● Written request:
Repeat the records from the line containing "Where is each element in this 320" through the line containing "X-axis label: Humidex", including both of those lines, and reproduce nothing else.

● Supplied material:

↓

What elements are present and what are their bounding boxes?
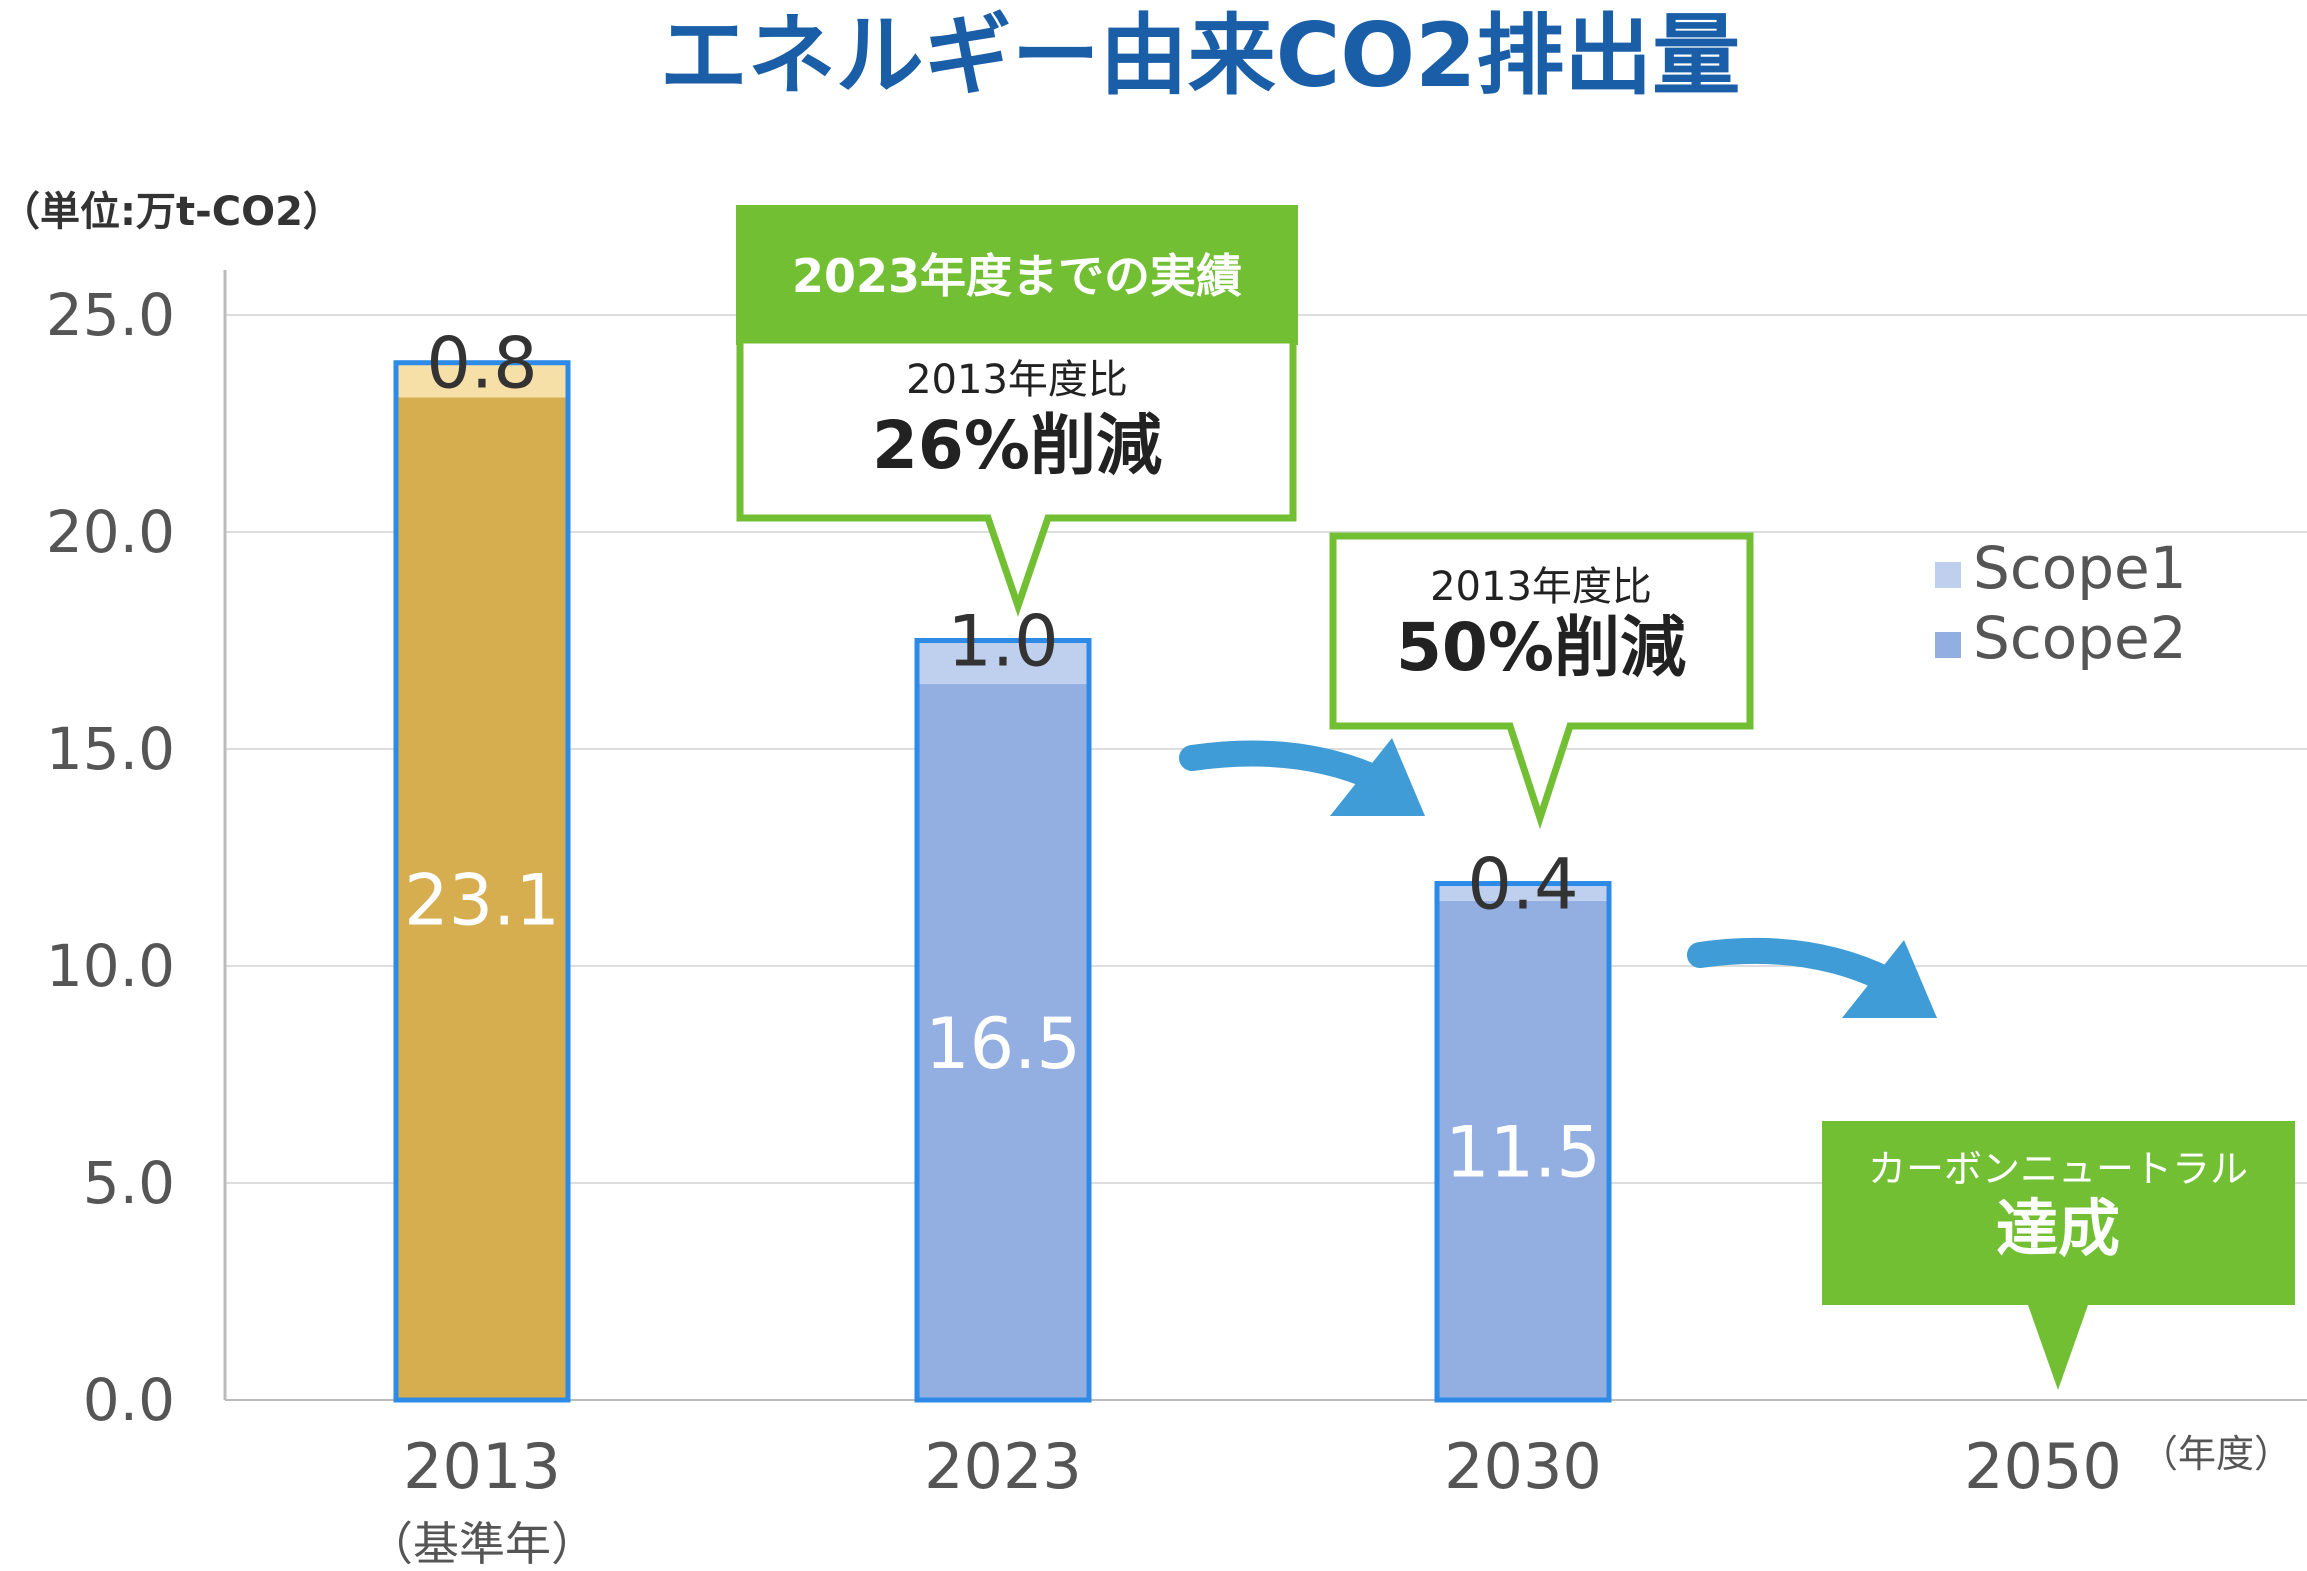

↑
↓

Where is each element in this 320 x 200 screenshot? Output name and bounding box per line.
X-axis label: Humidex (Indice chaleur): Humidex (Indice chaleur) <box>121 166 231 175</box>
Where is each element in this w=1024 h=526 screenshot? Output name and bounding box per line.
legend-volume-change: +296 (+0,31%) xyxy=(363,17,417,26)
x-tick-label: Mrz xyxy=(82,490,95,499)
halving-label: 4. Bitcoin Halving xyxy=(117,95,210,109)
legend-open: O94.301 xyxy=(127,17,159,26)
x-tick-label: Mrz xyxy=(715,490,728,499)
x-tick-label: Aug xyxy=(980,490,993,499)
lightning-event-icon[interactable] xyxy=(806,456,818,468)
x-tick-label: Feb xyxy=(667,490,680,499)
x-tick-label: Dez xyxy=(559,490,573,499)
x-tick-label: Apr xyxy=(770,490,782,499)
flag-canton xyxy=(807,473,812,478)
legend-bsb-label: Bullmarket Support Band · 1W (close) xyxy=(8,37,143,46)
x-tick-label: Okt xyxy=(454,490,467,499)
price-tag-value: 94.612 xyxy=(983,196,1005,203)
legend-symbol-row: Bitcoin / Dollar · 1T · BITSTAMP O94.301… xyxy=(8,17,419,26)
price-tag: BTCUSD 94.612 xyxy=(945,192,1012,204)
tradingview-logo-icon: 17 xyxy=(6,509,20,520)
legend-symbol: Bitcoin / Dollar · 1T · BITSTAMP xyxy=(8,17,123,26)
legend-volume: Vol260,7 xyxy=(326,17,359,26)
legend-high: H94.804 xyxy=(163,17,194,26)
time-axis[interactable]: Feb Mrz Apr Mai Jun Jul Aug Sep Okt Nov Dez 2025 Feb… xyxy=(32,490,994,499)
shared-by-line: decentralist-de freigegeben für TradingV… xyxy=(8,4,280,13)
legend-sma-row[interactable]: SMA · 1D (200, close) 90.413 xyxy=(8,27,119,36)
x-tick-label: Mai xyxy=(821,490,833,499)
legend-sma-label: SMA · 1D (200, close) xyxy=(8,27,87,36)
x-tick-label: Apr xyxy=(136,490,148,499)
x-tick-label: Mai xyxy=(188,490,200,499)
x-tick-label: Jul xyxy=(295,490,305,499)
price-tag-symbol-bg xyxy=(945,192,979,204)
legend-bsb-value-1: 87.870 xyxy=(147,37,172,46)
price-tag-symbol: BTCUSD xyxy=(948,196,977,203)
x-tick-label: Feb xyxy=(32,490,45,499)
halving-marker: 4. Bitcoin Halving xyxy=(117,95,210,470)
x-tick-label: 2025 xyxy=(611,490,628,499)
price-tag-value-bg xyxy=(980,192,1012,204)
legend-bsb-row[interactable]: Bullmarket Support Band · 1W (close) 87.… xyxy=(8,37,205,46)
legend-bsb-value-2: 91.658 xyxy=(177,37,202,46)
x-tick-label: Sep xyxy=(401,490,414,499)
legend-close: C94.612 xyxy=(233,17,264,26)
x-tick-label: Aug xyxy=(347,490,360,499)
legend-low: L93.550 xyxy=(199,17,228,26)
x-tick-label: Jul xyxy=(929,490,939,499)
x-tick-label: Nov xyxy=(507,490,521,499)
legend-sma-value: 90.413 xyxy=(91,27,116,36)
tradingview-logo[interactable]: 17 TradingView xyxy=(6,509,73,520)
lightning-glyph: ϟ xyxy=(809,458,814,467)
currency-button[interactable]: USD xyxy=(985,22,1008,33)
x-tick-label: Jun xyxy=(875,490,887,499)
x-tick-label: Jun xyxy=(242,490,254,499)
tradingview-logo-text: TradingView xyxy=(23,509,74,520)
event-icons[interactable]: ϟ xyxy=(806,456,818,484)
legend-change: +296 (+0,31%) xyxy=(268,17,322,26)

↑
↓

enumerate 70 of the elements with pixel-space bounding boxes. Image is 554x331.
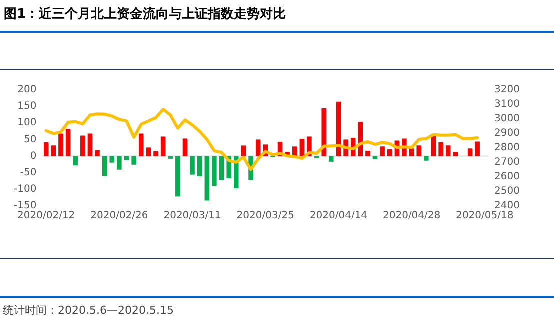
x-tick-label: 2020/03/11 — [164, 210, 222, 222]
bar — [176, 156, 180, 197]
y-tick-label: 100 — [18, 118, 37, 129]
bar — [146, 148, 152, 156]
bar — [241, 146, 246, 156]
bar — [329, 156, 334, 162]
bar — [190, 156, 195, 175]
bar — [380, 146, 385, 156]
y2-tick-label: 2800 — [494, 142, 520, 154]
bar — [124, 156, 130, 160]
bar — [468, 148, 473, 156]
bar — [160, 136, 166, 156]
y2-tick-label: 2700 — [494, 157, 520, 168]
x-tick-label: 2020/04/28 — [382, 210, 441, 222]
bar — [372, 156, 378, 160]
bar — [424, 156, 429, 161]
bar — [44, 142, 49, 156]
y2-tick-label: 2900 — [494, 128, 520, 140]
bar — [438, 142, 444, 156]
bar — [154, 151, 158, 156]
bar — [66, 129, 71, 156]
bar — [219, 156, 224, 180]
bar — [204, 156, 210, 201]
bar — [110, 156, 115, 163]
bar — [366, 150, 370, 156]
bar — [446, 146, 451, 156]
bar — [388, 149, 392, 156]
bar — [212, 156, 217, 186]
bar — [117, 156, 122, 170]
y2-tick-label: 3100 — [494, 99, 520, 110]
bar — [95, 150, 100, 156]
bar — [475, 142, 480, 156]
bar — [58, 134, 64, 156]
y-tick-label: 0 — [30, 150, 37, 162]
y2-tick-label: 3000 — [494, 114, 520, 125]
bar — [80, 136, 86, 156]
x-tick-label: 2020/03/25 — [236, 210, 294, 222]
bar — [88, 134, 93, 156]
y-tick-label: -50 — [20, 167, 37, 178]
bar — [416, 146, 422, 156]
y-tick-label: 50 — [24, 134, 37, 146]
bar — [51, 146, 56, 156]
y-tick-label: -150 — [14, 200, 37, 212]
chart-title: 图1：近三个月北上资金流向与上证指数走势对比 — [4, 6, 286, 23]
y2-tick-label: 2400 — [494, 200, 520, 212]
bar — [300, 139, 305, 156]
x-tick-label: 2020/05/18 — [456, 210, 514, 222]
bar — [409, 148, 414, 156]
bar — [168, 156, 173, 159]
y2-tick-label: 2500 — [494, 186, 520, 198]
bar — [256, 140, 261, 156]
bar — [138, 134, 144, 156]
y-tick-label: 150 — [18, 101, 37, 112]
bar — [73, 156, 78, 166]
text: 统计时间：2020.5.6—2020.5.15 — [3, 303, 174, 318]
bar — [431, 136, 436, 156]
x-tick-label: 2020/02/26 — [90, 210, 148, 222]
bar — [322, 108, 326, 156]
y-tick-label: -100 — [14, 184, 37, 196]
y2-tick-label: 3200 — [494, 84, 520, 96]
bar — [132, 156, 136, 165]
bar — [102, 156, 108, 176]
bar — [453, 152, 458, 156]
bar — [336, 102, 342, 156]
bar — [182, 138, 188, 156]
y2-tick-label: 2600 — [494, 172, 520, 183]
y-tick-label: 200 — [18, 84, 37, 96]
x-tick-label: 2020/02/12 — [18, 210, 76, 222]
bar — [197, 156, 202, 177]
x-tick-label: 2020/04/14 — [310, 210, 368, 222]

↑

● Answer to the task:
Where is each element in this 320 x 200 screenshot? Output name and bounding box per line.
X-axis label: Humidex (Indice chaleur): Humidex (Indice chaleur) <box>121 166 231 175</box>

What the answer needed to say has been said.